Go through the entries below and copy each line containing the word "Mean".

BEGIN Input records

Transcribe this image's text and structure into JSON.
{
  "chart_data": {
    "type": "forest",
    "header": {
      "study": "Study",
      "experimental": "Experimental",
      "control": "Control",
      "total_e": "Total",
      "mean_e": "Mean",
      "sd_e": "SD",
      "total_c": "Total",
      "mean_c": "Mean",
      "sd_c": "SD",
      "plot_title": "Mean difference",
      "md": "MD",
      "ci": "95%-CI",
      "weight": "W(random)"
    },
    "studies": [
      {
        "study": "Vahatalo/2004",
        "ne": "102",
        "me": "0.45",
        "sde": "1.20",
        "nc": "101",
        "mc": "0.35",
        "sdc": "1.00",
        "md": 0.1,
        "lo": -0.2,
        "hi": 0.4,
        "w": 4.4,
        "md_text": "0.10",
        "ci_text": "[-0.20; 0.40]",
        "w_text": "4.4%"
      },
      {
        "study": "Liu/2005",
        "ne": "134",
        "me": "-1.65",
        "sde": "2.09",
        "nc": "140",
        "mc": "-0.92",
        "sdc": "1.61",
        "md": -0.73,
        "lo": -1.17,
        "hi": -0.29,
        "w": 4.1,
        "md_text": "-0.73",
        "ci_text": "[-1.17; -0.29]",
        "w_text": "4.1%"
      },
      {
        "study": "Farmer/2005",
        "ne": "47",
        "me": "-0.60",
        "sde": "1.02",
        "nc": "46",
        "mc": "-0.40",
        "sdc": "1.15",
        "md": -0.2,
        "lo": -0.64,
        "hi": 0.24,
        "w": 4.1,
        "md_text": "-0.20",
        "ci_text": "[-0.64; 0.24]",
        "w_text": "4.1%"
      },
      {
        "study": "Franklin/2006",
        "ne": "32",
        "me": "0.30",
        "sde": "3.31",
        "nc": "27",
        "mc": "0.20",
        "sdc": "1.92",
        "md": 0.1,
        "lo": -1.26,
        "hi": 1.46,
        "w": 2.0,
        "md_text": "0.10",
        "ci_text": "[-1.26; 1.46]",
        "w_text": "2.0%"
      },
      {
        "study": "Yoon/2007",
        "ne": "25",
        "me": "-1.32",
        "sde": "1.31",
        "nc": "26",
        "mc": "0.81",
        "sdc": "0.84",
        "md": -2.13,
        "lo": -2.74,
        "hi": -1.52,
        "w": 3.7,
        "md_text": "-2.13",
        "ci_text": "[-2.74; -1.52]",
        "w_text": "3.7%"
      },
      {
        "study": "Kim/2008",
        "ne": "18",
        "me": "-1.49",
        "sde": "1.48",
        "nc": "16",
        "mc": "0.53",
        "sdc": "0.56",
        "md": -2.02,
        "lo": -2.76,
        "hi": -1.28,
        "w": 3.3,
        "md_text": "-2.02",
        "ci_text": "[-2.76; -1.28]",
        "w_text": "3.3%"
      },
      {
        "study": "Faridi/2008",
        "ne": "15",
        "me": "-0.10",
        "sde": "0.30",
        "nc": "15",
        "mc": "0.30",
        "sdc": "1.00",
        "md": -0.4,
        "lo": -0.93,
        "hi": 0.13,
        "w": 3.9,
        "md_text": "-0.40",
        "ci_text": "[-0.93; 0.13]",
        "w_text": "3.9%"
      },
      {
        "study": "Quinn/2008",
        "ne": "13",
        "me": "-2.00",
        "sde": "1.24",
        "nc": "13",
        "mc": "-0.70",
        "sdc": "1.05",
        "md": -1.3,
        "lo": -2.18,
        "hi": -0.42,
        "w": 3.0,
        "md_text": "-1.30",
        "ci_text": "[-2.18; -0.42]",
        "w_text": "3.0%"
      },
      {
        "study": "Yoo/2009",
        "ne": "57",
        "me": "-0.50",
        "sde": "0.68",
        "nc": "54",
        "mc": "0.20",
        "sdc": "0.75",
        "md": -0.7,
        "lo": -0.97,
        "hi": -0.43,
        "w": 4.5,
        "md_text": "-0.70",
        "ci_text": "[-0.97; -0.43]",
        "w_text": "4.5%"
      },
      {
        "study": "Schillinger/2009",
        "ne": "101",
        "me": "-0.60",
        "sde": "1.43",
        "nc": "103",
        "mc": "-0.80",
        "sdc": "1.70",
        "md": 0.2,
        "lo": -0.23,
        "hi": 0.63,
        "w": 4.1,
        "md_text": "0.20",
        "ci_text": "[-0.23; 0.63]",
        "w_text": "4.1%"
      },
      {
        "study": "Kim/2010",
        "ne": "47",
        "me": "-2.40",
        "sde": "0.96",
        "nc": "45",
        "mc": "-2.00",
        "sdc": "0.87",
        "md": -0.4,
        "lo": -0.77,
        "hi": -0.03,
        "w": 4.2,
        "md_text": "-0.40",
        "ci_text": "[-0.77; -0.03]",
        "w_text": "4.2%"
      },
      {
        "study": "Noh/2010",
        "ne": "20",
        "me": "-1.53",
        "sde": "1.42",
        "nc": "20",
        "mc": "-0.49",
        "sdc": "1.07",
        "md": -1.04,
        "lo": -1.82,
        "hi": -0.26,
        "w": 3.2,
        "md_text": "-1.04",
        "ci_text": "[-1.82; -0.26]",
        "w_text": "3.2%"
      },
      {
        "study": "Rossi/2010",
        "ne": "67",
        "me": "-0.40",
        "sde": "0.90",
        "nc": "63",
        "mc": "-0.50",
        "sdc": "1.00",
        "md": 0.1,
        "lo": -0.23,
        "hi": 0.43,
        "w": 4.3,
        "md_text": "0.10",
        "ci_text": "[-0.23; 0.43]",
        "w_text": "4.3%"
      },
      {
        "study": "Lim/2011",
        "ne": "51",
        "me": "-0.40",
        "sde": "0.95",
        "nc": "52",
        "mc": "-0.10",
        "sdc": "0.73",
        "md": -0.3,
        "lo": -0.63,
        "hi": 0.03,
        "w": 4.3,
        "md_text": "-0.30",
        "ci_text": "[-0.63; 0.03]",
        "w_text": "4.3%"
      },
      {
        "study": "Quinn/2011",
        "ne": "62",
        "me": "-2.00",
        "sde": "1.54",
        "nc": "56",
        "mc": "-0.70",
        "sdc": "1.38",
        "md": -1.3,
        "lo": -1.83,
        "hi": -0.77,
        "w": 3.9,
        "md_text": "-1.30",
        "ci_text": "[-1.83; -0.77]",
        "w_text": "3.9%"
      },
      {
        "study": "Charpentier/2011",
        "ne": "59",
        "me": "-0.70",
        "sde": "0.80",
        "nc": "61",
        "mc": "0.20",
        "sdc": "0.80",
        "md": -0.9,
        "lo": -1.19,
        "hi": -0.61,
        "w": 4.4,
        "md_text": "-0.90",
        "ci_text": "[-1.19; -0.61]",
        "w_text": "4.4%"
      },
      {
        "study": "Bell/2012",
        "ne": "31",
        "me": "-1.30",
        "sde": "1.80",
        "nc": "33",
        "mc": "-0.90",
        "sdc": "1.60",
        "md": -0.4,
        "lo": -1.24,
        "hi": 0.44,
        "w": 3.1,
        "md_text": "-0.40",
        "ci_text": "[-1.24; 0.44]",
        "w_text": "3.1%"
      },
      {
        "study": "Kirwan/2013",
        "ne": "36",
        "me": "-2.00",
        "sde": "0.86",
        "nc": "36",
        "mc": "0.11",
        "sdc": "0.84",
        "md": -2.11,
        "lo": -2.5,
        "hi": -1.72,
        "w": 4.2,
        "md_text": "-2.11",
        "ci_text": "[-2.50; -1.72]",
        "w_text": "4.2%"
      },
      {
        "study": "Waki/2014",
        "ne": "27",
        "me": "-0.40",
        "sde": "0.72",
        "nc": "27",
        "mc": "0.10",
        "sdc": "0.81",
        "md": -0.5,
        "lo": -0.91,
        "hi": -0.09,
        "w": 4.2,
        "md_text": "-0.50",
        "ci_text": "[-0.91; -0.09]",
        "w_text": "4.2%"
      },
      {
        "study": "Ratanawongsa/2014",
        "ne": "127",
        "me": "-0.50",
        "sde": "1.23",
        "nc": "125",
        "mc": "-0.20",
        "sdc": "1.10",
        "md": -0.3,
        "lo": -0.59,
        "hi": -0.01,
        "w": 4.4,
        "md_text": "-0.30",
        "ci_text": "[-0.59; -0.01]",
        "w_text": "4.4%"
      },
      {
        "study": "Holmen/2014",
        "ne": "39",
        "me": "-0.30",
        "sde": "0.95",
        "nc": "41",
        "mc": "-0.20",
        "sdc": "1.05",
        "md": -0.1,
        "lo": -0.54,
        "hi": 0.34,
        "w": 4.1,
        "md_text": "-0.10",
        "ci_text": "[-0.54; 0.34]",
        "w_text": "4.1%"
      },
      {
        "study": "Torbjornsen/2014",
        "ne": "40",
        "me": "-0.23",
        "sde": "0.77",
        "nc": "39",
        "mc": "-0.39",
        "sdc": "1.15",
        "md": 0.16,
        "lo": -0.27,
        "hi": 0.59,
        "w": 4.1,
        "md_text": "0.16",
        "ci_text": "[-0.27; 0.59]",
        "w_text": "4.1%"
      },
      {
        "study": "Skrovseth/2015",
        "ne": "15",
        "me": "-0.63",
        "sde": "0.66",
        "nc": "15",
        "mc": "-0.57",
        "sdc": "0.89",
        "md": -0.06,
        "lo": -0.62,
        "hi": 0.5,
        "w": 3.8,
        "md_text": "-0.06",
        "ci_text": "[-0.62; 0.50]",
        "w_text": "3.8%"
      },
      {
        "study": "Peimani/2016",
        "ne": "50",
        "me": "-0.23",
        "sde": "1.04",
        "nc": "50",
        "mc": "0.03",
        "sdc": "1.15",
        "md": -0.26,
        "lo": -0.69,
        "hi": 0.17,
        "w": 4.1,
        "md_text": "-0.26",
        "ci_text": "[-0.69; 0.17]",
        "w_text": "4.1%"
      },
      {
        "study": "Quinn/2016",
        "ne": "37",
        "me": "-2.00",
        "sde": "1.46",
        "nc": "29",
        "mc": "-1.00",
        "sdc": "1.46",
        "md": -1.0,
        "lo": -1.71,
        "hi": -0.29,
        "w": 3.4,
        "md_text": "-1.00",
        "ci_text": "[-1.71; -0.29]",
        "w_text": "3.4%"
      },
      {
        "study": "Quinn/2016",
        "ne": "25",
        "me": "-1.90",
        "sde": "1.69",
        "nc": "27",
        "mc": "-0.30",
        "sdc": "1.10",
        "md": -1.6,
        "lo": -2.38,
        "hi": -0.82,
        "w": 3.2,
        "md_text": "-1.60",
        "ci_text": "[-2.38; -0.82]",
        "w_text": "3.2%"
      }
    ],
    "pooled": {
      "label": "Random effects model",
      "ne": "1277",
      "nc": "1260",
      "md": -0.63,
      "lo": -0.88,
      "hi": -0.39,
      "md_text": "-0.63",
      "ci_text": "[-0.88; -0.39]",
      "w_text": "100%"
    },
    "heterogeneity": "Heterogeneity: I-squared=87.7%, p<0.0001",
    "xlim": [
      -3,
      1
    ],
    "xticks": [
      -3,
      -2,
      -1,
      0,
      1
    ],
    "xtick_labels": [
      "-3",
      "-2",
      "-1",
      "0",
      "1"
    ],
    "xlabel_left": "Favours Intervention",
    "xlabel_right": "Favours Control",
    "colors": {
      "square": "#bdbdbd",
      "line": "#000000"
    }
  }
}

END Input records

▶ **Result below**:
      "mean_e": "Mean",
      "mean_c": "Mean",
      "plot_title": "Mean difference",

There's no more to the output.